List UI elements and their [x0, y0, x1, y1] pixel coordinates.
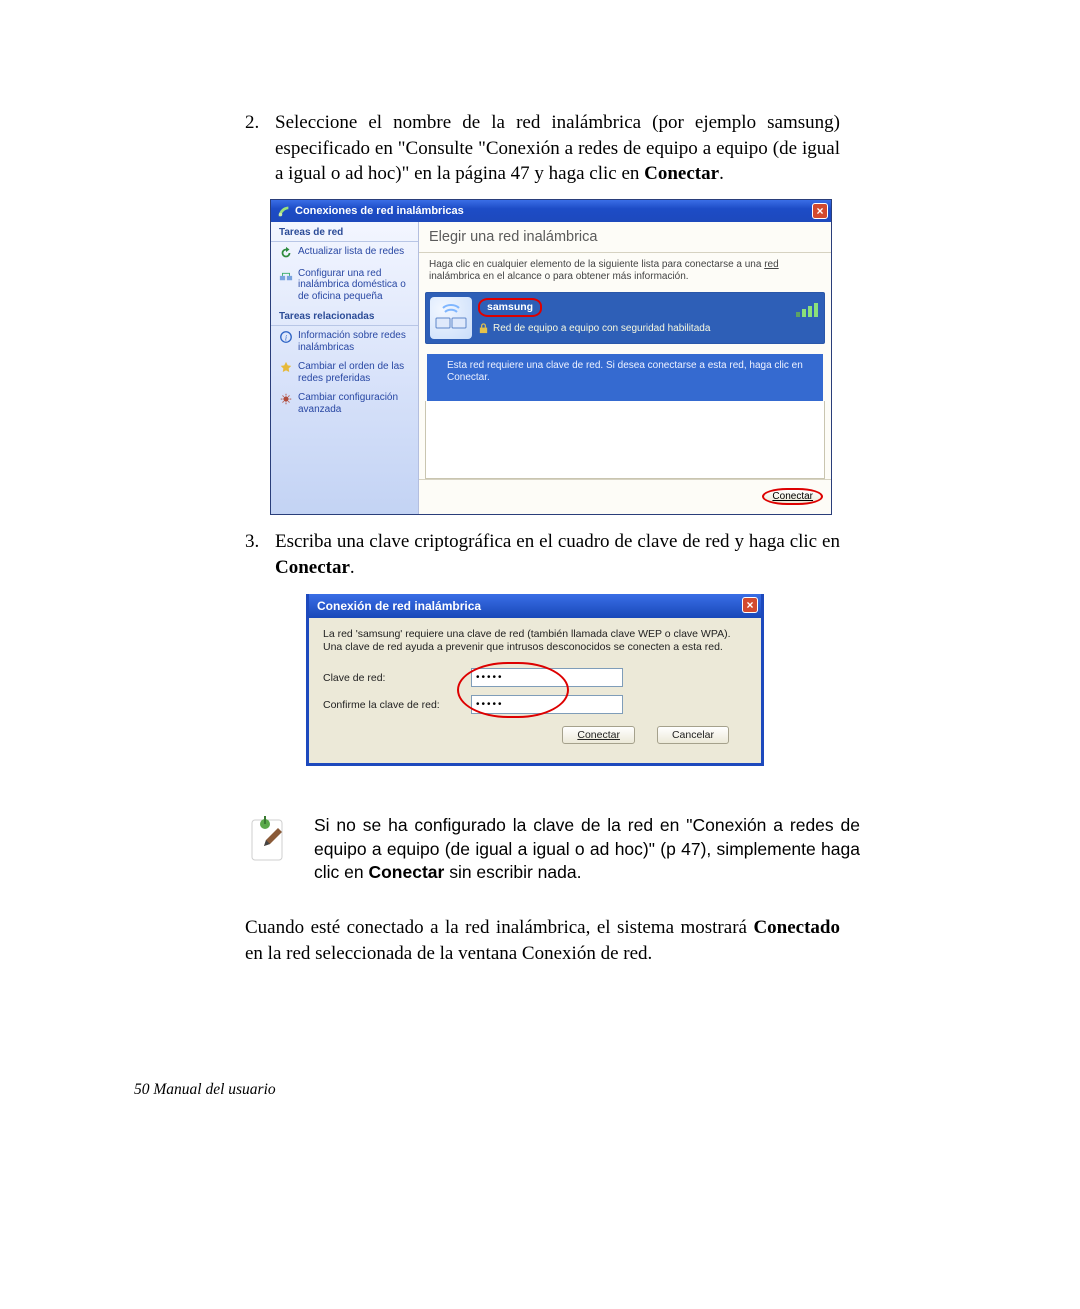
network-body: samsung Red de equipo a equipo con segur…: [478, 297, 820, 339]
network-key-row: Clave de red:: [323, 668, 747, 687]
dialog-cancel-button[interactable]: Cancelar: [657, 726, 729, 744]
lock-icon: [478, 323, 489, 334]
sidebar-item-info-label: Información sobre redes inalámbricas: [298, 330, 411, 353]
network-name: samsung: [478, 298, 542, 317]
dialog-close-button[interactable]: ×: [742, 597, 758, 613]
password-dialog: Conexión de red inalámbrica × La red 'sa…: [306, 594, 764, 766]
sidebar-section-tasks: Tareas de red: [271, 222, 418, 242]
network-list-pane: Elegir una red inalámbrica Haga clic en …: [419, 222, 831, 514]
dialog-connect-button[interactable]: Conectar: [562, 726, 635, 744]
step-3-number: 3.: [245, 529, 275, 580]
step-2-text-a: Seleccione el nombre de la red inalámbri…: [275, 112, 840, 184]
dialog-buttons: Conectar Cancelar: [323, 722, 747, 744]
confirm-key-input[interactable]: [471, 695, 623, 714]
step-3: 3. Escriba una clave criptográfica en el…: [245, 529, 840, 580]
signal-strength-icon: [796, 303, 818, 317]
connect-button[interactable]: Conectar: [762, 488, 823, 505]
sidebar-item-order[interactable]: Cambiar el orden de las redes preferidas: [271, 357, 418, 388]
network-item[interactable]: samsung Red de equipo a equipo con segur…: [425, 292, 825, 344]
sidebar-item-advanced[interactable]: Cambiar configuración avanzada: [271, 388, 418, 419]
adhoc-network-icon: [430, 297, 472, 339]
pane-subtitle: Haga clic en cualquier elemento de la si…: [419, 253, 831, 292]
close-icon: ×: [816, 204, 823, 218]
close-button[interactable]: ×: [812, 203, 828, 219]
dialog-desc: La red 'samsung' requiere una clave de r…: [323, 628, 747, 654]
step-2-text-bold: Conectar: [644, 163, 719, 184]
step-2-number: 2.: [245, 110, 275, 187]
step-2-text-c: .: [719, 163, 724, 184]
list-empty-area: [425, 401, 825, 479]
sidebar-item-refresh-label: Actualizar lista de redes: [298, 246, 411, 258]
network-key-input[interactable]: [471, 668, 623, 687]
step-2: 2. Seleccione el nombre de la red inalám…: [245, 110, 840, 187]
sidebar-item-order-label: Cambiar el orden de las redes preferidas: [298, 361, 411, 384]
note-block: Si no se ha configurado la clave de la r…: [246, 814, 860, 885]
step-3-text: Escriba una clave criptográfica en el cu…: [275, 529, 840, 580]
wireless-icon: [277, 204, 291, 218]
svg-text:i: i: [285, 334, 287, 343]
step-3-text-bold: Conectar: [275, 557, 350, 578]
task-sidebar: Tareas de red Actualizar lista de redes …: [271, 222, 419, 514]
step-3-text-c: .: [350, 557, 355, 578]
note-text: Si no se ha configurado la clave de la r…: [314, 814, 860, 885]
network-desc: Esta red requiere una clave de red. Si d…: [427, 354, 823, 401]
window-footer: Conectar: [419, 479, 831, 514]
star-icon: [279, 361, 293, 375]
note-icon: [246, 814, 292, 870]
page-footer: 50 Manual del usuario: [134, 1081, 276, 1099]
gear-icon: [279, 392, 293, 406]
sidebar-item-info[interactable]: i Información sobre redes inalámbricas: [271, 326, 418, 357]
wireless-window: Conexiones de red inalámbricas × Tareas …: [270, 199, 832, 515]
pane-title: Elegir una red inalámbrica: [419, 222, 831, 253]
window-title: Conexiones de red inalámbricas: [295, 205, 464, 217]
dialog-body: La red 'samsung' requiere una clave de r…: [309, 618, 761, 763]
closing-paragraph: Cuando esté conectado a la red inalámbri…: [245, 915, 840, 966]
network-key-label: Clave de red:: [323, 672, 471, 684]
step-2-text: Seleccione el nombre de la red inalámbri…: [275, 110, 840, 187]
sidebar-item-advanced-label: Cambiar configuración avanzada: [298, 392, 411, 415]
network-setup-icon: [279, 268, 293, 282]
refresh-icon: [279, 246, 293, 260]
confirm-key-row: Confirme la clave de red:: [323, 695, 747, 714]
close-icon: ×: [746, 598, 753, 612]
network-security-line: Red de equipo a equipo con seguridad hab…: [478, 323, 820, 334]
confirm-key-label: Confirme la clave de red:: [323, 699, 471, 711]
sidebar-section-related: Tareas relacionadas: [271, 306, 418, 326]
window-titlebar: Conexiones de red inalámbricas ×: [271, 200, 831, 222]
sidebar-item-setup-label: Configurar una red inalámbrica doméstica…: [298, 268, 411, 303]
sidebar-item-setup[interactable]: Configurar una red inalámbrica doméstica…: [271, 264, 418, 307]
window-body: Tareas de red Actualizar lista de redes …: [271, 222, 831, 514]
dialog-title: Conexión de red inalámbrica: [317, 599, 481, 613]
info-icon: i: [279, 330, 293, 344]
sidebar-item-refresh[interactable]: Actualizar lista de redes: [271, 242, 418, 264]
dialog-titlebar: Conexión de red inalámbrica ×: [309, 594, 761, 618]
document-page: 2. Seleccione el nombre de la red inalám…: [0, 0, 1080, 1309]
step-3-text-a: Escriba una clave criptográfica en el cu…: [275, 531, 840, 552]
# # # # # # #
> Written exercise
Give back every line of the records above that contains the string "close".

> Solution for this exercise
dialog-close-button[interactable]: ×: [742, 597, 758, 613]
close-icon: ×: [816, 204, 823, 218]
close-button[interactable]: ×: [812, 203, 828, 219]
close-icon: ×: [746, 598, 753, 612]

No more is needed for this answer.